SET TASK
Scan the material that follows. Copy every line containing the word "have".

LISTED RECORDS
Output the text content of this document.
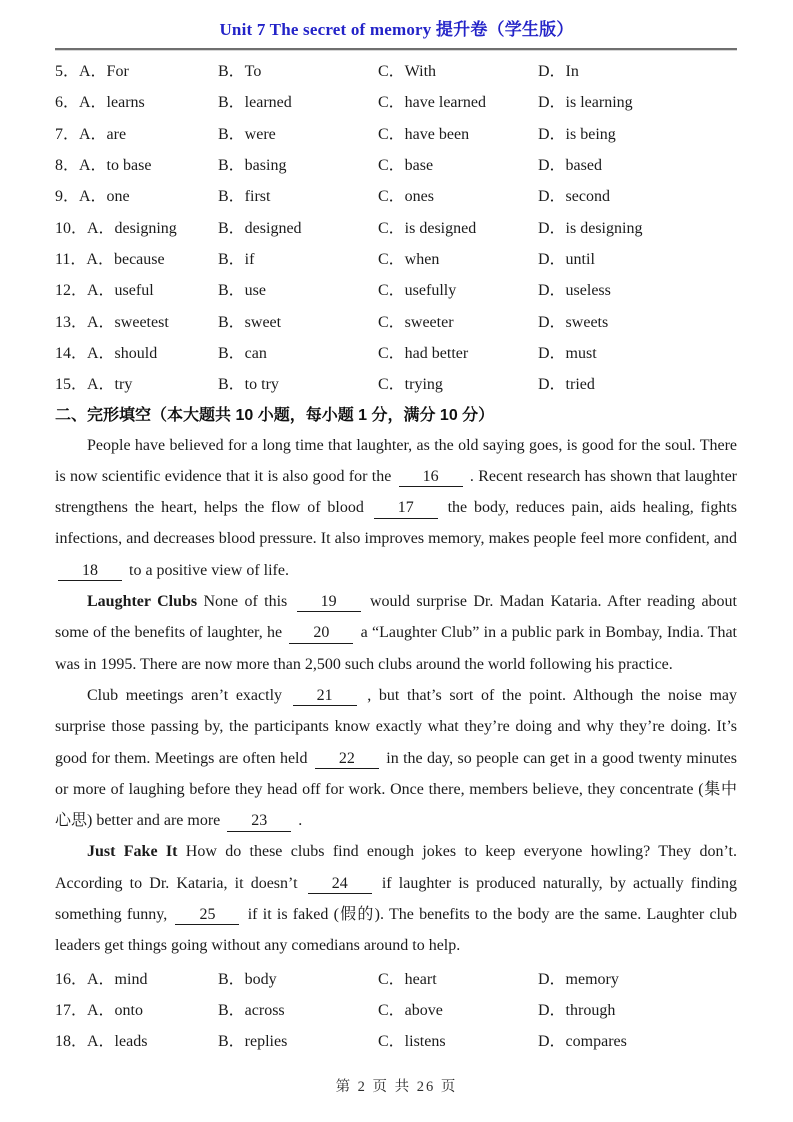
Unit 7 The secret of memory 提升卷（学生版）
5．A．For	B．To	C．With	D．In
6．A．learns	B．learned	C．have learned	D．is learning
7．A．are	B．were	C．have been	D．is being
8．A．to base	B．basing	C．base	D．based
9．A．one	B．first	C．ones	D．second
10．A．designing	B．designed	C．is designed	D．is designing
11．A．because	B．if	C．when	D．until
12．A．useful	B．use	C．usefully	D．useless
13．A．sweetest	B．sweet	C．sweeter	D．sweets
14．A．should	B．can	C．had better	D．must
15．A．try	B．to try	C．trying	D．tried
二、完形填空（本大题共 10 小题，每小题 1 分，满分 10 分）

People have believed for a long time that laughter, as the old saying goes, is good for the soul. There is now scientific evidence that it is also good for the 16 . Recent research has shown that laughter strengthens the heart, helps the flow of blood 17 the body, reduces pain, aids healing, fights infections, and decreases blood pressure. It also improves memory, makes people feel more confident, and 18 to a positive view of life.

Laughter Clubs None of this 19 would surprise Dr. Madan Kataria. After reading about some of the benefits of laughter, he 20 a “Laughter Club” in a public park in Bombay, India. That was in 1995. There are now more than 2,500 such clubs around the world following his practice.

Club meetings aren’t exactly 21 , but that’s sort of the point. Although the noise may surprise those passing by, the participants know exactly what they’re doing and why they’re doing. It’s good for them. Meetings are often held 22 in the day, so people can get in a good twenty minutes or more of laughing before they head off for work. Once there, members believe, they concentrate (集中心思) better and are more 23 .

Just Fake It How do these clubs find enough jokes to keep everyone howling? They don’t. According to Dr. Kataria, it doesn’t 24 if laughter is produced naturally, by actually finding something funny, 25 if it is faked (假的). The benefits to the body are the same. Laughter club leaders get things going without any comedians around to help.

16．A．mind	B．body	C．heart	D．memory
17．A．onto	B．across	C．above	D．through
18．A．leads	B．replies	C．listens	D．compares
第 2 页 共 26 页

TASK RESPONSE
6．A．learns	B．learned	C．have learned	D．is learning
7．A．are	B．were	C．have been	D．is being
People have believed for a long time that laughter, as the old saying goes, is good for the soul. There is now scientific evidence that it is also good for the 16 . Recent research has shown that laughter strengthens the heart, helps the flow of blood 17 the body, reduces pain, aids healing, fights infections, and decreases blood pressure. It also improves memory, makes people feel more confident, and 18 to a positive view of life.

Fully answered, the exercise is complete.